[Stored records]
• • • • •
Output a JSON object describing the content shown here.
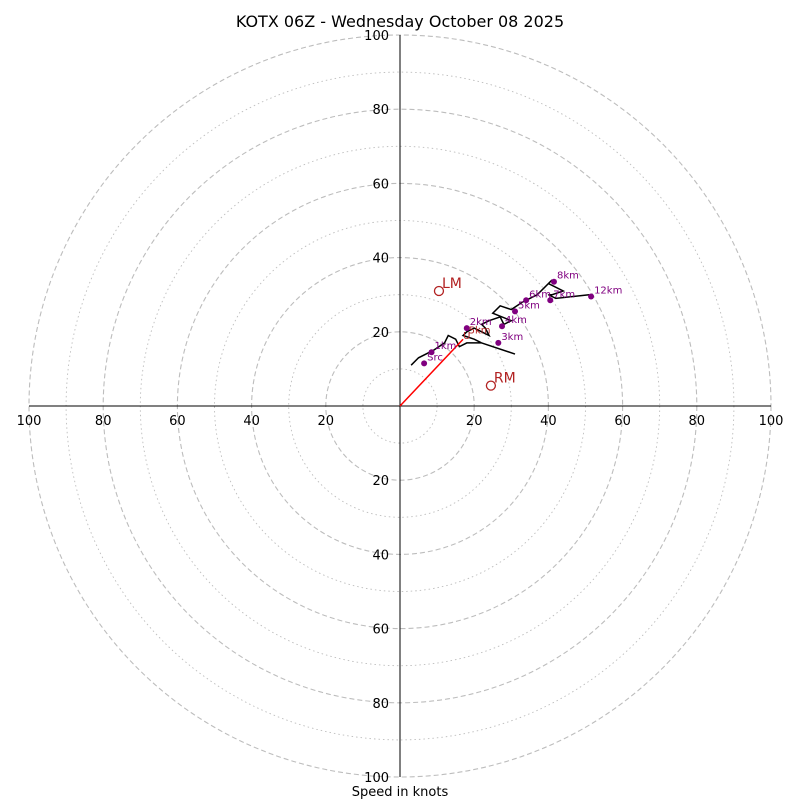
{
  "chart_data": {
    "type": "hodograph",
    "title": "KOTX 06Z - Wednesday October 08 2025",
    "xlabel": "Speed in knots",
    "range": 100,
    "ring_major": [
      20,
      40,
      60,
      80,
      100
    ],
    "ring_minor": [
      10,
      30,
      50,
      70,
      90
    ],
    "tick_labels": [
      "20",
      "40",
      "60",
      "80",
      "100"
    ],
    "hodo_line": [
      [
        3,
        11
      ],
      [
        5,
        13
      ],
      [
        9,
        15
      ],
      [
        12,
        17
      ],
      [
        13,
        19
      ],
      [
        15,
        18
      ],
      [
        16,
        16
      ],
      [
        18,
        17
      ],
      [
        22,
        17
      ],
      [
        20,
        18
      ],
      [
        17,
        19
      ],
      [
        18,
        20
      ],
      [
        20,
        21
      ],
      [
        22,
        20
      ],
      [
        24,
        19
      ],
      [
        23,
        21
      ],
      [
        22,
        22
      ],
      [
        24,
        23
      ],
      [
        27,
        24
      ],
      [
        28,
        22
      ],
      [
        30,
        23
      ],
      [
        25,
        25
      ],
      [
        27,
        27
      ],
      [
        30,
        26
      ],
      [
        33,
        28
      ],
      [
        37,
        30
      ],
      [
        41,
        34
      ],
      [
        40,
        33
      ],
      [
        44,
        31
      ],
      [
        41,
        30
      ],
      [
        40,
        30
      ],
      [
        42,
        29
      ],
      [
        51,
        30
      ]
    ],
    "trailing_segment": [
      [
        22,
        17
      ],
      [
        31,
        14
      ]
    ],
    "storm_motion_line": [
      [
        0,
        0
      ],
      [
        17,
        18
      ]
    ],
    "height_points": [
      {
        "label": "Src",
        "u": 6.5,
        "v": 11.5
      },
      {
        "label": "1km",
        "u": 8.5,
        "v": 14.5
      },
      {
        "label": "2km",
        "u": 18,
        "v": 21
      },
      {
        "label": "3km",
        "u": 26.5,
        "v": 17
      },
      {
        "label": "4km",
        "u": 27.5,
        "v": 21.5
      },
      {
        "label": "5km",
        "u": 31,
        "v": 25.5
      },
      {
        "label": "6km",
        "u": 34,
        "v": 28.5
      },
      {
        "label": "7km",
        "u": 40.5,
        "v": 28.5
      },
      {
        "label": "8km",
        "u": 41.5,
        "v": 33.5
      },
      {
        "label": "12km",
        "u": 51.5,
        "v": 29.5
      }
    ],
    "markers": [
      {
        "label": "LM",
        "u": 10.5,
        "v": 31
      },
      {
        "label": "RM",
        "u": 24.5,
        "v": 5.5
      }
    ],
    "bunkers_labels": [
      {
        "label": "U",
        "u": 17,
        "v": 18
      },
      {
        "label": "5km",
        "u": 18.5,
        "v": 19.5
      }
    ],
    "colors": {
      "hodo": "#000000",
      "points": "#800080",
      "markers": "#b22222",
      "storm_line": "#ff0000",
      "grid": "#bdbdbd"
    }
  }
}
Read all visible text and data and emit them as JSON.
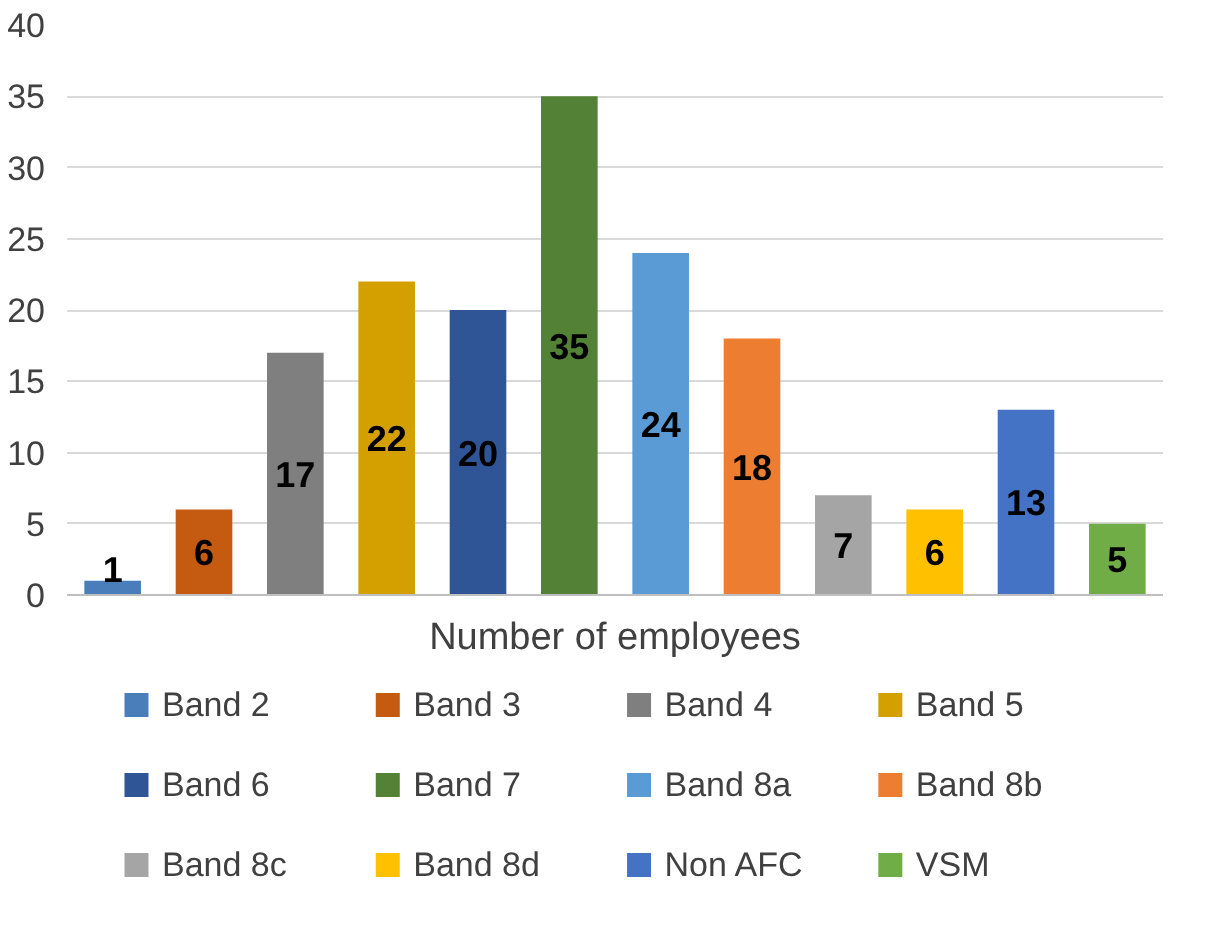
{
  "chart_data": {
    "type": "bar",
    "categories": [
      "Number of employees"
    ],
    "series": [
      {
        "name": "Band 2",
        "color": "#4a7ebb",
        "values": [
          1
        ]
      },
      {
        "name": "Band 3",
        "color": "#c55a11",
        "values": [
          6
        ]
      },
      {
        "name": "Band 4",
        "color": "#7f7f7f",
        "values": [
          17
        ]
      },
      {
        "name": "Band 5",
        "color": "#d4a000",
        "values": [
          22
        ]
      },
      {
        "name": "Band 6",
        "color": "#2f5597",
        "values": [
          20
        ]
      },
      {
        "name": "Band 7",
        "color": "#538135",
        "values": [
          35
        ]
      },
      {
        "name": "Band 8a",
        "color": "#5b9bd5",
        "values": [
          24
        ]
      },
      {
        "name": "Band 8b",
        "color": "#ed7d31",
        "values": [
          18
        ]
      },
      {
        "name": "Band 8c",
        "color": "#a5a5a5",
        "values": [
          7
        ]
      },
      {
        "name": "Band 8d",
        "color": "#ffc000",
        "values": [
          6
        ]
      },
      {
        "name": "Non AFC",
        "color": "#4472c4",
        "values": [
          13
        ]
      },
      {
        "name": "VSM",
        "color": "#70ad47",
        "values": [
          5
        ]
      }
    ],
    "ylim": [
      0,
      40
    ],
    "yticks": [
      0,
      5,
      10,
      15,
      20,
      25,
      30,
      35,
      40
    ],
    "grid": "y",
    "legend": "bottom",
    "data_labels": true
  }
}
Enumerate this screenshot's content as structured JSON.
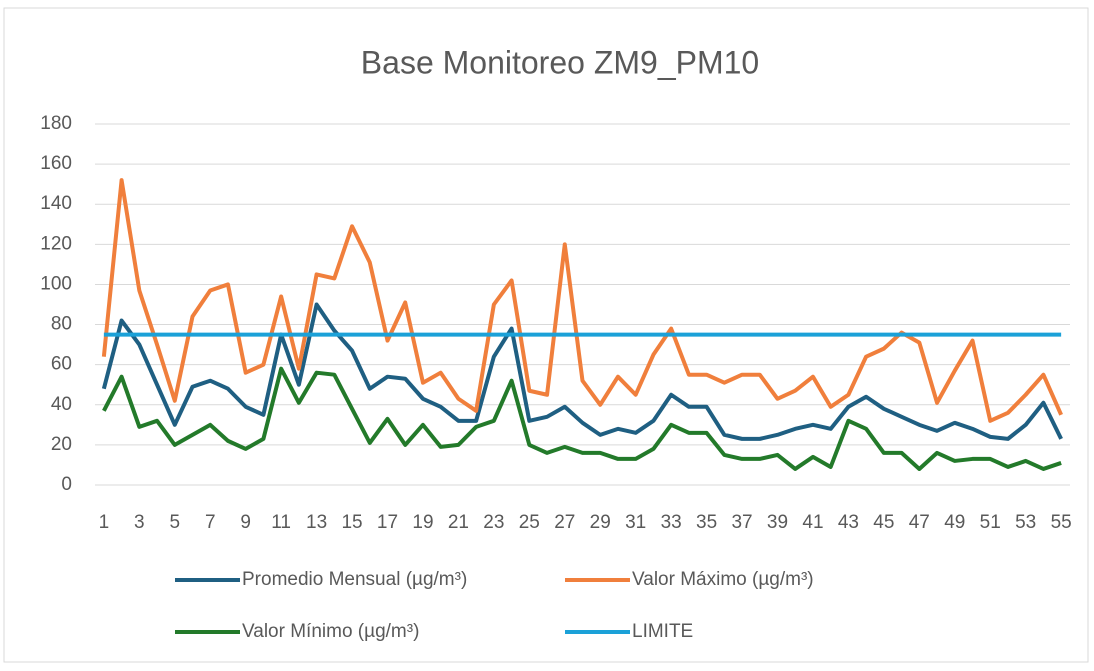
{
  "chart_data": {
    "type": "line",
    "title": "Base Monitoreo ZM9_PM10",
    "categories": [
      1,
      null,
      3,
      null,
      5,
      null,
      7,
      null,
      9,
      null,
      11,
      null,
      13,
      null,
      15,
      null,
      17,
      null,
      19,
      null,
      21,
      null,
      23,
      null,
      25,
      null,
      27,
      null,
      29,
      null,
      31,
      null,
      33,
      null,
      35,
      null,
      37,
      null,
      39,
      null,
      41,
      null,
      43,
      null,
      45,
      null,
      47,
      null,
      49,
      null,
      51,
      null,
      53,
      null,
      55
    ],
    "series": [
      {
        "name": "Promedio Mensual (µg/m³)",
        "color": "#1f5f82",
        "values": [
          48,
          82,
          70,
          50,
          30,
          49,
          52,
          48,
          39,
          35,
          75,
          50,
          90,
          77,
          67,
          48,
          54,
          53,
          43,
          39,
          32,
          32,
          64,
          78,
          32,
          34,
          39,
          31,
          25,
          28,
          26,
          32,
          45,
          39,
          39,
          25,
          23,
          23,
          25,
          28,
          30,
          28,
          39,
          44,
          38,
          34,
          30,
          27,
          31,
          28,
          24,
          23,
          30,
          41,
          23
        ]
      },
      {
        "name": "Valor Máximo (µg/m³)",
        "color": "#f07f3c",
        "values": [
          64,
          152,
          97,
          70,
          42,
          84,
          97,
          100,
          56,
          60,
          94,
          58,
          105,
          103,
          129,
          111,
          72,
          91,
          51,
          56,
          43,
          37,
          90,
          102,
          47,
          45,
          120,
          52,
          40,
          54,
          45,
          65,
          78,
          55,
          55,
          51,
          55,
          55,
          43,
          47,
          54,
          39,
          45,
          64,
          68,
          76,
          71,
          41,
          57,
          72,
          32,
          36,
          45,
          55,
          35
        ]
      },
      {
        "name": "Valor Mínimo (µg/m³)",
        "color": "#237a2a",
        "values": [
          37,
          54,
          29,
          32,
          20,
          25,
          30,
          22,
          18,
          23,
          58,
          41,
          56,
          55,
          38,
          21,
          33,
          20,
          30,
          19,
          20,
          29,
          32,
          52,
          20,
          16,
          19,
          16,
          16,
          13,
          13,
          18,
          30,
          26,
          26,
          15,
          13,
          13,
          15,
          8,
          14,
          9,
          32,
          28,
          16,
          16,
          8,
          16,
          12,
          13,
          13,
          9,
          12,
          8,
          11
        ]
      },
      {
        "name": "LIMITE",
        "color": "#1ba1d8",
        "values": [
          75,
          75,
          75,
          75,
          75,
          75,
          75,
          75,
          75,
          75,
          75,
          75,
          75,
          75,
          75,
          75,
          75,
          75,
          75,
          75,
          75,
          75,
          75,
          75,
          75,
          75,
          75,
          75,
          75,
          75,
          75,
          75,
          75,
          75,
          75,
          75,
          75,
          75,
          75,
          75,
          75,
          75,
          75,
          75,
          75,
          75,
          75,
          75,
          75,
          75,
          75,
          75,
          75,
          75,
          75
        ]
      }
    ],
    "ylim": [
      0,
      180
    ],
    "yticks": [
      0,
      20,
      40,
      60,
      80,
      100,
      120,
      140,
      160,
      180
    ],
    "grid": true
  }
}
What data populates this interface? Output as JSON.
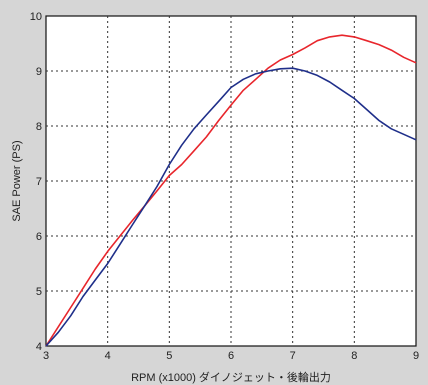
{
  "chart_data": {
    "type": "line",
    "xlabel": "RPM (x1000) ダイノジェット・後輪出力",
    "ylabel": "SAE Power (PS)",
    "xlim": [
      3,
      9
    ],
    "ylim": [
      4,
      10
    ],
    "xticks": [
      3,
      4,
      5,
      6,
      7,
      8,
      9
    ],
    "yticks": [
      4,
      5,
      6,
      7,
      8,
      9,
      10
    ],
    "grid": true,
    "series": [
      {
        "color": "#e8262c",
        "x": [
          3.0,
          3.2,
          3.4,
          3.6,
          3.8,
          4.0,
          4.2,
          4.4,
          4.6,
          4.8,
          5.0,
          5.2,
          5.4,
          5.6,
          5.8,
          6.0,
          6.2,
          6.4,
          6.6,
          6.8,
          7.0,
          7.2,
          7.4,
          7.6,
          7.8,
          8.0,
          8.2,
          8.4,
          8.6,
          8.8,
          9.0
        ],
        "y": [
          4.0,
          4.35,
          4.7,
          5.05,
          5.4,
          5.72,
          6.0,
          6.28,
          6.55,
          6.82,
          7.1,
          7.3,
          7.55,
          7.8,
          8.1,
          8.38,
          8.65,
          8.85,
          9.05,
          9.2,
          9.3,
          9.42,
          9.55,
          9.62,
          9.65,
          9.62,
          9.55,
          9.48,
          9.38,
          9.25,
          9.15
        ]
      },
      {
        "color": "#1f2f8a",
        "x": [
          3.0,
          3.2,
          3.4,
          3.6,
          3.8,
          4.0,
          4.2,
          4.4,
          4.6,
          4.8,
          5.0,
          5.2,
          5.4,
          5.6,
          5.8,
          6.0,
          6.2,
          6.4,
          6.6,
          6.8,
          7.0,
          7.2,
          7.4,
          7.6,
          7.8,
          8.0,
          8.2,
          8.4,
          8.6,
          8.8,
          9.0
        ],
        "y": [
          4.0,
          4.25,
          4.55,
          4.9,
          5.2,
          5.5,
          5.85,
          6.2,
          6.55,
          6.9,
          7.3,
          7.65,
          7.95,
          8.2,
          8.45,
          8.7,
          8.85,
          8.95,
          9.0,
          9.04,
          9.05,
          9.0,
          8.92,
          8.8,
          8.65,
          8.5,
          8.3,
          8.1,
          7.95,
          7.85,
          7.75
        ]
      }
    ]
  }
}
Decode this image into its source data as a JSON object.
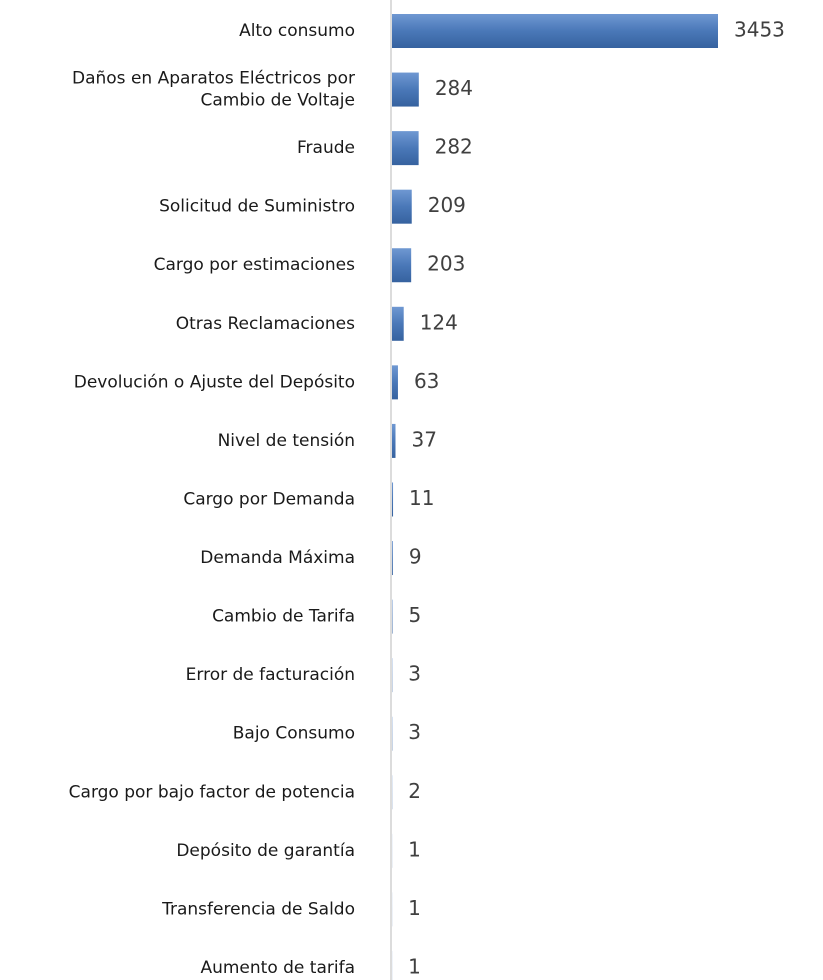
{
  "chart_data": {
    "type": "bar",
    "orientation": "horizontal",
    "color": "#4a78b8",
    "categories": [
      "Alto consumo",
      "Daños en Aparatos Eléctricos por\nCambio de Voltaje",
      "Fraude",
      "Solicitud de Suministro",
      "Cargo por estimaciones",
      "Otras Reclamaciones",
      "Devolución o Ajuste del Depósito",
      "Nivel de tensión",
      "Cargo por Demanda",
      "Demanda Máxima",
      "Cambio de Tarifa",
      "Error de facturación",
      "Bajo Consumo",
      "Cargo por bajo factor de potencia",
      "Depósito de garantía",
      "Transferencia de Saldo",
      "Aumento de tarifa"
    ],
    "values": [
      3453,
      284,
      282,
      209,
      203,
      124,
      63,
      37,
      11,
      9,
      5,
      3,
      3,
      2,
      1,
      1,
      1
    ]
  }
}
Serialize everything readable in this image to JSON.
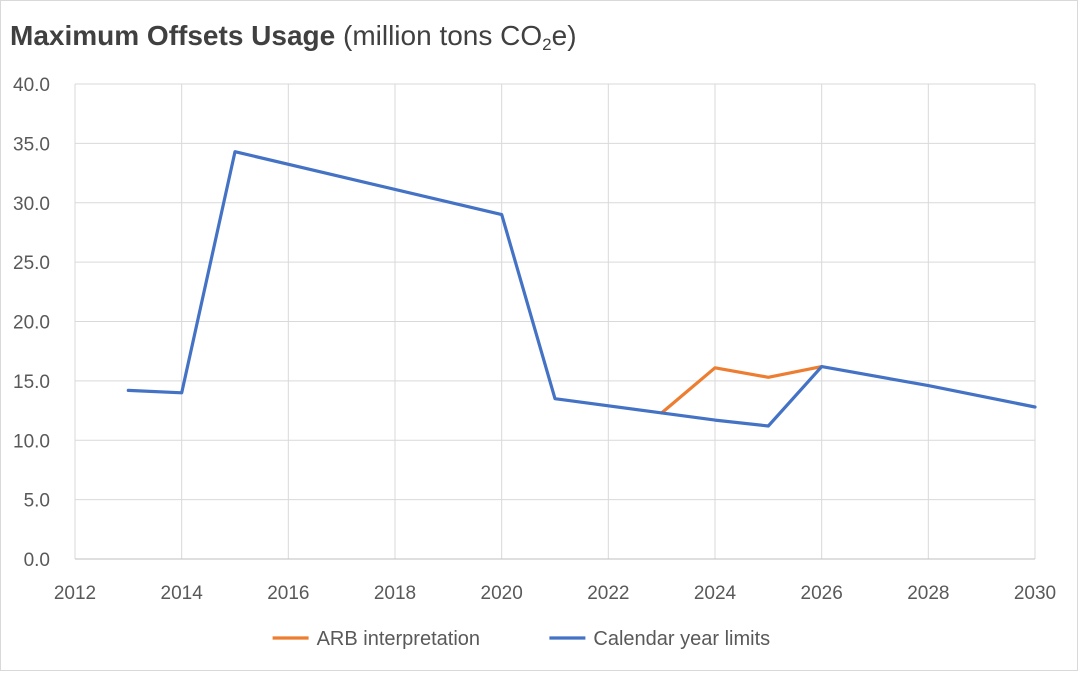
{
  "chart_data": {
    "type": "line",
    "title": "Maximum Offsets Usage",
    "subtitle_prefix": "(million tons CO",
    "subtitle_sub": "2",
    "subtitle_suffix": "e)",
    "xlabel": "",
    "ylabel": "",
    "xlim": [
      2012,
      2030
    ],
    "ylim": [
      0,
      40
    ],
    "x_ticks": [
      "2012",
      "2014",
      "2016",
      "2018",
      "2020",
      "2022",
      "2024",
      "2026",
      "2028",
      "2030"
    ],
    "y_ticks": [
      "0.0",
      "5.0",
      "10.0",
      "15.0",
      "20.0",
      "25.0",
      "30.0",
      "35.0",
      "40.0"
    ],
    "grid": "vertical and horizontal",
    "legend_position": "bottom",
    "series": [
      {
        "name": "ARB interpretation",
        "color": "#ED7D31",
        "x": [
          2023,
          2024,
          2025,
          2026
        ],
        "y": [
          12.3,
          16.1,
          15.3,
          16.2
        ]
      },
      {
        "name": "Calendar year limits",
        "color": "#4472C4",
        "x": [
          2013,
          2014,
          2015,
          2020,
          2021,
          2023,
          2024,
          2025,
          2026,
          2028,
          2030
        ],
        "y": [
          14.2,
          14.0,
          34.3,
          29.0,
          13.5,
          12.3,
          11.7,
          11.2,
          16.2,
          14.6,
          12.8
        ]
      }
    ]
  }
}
• • • • •
Written exercise - Scan the lines above for "horizontal", then copy every one that has it.

Full output -
    "orientation": "horizontal",
    "grid": "vertical and horizontal",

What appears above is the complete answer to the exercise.